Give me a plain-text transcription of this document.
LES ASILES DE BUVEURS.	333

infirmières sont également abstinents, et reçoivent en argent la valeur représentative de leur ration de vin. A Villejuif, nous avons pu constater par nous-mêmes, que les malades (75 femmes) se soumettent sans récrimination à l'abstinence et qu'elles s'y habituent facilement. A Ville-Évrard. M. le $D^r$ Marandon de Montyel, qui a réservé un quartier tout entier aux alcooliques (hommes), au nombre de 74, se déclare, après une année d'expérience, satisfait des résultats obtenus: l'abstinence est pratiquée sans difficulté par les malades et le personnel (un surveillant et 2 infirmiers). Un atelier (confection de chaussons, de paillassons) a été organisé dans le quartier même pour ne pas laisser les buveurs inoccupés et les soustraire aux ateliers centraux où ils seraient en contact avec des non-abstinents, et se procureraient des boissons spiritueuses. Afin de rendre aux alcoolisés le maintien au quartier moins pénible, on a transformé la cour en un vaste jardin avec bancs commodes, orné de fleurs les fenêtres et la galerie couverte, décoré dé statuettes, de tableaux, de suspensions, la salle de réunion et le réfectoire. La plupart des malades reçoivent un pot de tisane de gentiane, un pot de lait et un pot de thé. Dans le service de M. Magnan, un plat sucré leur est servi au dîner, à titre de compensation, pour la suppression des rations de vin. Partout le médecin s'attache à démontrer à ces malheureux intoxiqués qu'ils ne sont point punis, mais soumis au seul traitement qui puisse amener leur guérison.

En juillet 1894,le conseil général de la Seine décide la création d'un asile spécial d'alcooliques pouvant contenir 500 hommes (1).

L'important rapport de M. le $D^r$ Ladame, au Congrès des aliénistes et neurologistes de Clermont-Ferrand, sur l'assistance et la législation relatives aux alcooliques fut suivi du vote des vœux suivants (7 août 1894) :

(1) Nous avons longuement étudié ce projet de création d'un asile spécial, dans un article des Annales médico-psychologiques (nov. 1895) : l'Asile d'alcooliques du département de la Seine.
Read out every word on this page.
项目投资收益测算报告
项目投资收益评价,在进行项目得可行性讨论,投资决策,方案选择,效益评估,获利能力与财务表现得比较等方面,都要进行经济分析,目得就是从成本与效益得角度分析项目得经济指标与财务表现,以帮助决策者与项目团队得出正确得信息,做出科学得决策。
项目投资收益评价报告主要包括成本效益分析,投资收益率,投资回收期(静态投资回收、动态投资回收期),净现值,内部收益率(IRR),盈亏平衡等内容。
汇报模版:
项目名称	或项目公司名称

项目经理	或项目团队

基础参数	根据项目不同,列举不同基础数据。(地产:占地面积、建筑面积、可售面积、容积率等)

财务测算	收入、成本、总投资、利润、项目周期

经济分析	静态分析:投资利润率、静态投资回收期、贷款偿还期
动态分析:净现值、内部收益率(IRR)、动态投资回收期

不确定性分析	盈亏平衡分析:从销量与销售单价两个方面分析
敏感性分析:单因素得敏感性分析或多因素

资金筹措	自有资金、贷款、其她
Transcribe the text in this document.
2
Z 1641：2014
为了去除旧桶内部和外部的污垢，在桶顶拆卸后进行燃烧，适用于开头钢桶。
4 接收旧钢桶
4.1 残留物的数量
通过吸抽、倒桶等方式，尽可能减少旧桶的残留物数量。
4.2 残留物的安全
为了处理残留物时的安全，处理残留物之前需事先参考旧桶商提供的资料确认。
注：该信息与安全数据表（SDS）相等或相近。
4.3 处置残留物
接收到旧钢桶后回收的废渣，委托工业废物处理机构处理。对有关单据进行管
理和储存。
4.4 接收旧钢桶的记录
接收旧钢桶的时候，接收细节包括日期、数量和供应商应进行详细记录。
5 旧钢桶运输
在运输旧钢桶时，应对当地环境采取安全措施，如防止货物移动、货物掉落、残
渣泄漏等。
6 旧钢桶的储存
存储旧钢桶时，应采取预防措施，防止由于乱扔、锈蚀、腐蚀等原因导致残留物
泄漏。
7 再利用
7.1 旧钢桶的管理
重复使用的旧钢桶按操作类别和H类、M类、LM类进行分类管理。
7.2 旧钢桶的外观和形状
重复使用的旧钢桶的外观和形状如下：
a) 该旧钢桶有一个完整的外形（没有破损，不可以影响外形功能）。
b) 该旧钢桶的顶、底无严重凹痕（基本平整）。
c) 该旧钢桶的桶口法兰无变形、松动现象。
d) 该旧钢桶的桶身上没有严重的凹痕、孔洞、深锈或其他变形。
——————————
(Set task)
All lines from the one containing "Read out every word on this page." through the final line of the listing above are to be reproduced exactly; include both and add nothing.

(Exercise output)
Read out every word on this page.
项目投资收益测算报告
项目投资收益评价,在进行项目得可行性讨论,投资决策,方案选择,效益评估,获利能力与财务表现得比较等方面,都要进行经济分析,目得就是从成本与效益得角度分析项目得经济指标与财务表现,以帮助决策者与项目团队得出正确得信息,做出科学得决策。
项目投资收益评价报告主要包括成本效益分析,投资收益率,投资回收期(静态投资回收、动态投资回收期),净现值,内部收益率(IRR),盈亏平衡等内容。
汇报模版:
项目名称	或项目公司名称

项目经理	或项目团队

基础参数	根据项目不同,列举不同基础数据。(地产:占地面积、建筑面积、可售面积、容积率等)

财务测算	收入、成本、总投资、利润、项目周期

经济分析	静态分析:投资利润率、静态投资回收期、贷款偿还期
动态分析:净现值、内部收益率(IRR)、动态投资回收期

不确定性分析	盈亏平衡分析:从销量与销售单价两个方面分析
敏感性分析:单因素得敏感性分析或多因素

资金筹措	自有资金、贷款、其她
Transcribe the text in this document.
2
Z 1641：2014
为了去除旧桶内部和外部的污垢，在桶顶拆卸后进行燃烧，适用于开头钢桶。
4 接收旧钢桶
4.1 残留物的数量
通过吸抽、倒桶等方式，尽可能减少旧桶的残留物数量。
4.2 残留物的安全
为了处理残留物时的安全，处理残留物之前需事先参考旧桶商提供的资料确认。
注：该信息与安全数据表（SDS）相等或相近。
4.3 处置残留物
接收到旧钢桶后回收的废渣，委托工业废物处理机构处理。对有关单据进行管
理和储存。
4.4 接收旧钢桶的记录
接收旧钢桶的时候，接收细节包括日期、数量和供应商应进行详细记录。
5 旧钢桶运输
在运输旧钢桶时，应对当地环境采取安全措施，如防止货物移动、货物掉落、残
渣泄漏等。
6 旧钢桶的储存
存储旧钢桶时，应采取预防措施，防止由于乱扔、锈蚀、腐蚀等原因导致残留物
泄漏。
7 再利用
7.1 旧钢桶的管理
重复使用的旧钢桶按操作类别和H类、M类、LM类进行分类管理。
7.2 旧钢桶的外观和形状
重复使用的旧钢桶的外观和形状如下：
a) 该旧钢桶有一个完整的外形（没有破损，不可以影响外形功能）。
b) 该旧钢桶的顶、底无严重凹痕（基本平整）。
c) 该旧钢桶的桶口法兰无变形、松动现象。
d) 该旧钢桶的桶身上没有严重的凹痕、孔洞、深锈或其他变形。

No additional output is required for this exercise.